§ **Goal**
Put the items from the first line up to and including the line containing "opera-photo xyxy=(210,44,400,164)" into a JSON list of strings, one string per line, leaving out blank lines.

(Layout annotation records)
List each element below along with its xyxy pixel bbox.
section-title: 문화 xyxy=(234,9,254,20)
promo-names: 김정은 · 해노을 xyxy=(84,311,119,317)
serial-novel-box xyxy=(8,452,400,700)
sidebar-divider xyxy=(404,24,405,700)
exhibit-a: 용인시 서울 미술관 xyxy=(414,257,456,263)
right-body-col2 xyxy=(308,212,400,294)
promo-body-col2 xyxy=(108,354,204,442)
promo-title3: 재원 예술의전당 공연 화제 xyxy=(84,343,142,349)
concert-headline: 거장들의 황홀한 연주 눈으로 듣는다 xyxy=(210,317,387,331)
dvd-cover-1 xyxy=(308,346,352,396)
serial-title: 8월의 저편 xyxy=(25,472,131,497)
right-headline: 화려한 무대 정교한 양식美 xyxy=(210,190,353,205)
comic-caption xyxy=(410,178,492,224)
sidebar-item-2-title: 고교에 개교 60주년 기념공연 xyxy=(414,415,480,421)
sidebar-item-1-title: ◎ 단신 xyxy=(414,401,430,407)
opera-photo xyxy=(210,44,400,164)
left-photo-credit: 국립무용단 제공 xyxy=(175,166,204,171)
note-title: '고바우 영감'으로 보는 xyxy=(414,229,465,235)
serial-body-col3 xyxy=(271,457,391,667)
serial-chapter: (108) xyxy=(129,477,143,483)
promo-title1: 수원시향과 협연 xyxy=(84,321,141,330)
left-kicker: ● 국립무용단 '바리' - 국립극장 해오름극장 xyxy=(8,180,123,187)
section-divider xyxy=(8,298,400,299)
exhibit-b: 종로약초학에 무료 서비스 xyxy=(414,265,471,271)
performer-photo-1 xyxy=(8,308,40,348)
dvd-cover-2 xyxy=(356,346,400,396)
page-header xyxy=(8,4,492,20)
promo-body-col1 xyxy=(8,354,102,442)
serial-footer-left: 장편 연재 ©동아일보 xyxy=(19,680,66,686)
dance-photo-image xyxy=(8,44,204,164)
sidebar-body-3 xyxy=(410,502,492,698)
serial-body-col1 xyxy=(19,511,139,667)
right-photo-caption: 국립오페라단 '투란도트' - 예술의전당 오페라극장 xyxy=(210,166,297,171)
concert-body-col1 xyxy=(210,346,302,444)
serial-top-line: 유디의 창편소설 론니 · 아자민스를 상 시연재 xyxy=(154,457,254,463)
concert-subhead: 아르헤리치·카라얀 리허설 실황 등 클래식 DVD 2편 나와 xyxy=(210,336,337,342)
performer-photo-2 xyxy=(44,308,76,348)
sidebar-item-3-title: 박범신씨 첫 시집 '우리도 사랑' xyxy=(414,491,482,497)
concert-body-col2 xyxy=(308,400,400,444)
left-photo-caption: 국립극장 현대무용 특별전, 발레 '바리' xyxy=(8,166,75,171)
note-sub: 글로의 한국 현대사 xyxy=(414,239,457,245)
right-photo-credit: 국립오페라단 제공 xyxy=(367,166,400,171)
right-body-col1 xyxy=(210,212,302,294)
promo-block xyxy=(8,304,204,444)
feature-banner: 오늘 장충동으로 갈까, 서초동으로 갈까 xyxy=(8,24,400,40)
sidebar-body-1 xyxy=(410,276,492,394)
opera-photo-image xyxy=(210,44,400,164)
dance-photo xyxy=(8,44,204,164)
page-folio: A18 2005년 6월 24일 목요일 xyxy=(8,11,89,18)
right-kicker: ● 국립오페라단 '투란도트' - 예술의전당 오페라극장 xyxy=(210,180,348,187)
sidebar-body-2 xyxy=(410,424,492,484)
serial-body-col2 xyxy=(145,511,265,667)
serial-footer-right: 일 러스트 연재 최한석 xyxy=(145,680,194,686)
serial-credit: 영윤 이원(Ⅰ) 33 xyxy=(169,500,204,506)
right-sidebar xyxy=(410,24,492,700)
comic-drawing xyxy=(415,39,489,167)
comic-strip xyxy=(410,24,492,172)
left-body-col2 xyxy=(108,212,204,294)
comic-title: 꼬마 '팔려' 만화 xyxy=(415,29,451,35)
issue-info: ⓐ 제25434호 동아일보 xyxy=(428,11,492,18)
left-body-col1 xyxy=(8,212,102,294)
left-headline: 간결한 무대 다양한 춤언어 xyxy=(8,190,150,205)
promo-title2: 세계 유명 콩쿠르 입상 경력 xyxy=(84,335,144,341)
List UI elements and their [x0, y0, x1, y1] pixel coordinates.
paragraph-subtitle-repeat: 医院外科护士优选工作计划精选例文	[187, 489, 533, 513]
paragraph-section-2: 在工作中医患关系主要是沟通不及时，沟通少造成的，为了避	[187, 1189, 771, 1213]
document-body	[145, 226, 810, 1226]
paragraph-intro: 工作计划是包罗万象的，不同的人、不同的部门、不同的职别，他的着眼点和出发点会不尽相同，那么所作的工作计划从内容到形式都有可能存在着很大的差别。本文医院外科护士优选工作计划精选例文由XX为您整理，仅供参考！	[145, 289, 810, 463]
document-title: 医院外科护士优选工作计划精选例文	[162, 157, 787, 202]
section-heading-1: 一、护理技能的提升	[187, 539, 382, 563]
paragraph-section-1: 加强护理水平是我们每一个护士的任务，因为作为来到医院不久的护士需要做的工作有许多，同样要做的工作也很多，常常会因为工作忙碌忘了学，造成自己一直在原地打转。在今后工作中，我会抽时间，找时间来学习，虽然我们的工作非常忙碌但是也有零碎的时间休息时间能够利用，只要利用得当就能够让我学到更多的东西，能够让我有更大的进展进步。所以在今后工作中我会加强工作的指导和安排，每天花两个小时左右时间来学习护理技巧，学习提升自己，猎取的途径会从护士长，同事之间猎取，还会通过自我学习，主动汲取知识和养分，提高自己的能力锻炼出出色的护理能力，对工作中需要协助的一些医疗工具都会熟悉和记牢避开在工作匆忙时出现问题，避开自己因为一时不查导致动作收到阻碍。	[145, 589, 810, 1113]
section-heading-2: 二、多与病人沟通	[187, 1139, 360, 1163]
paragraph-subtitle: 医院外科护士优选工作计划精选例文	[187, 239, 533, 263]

§ **Result**
[
  "List each element below along with its xyxy pixel bbox.",
  "section-title: 문화 xyxy=(234,9,254,20)",
  "promo-names: 김정은 · 해노을 xyxy=(84,311,119,317)",
  "serial-novel-box xyxy=(8,452,400,700)",
  "sidebar-divider xyxy=(404,24,405,700)",
  "exhibit-a: 용인시 서울 미술관 xyxy=(414,257,456,263)",
  "right-body-col2 xyxy=(308,212,400,294)",
  "promo-body-col2 xyxy=(108,354,204,442)",
  "promo-title3: 재원 예술의전당 공연 화제 xyxy=(84,343,142,349)",
  "concert-headline: 거장들의 황홀한 연주 눈으로 듣는다 xyxy=(210,317,387,331)",
  "dvd-cover-1 xyxy=(308,346,352,396)",
  "serial-title: 8월의 저편 xyxy=(25,472,131,497)",
  "right-headline: 화려한 무대 정교한 양식美 xyxy=(210,190,353,205)",
  "comic-caption xyxy=(410,178,492,224)",
  "sidebar-item-2-title: 고교에 개교 60주년 기념공연 xyxy=(414,415,480,421)",
  "sidebar-item-1-title: ◎ 단신 xyxy=(414,401,430,407)",
  "opera-photo xyxy=(210,44,400,164)"
]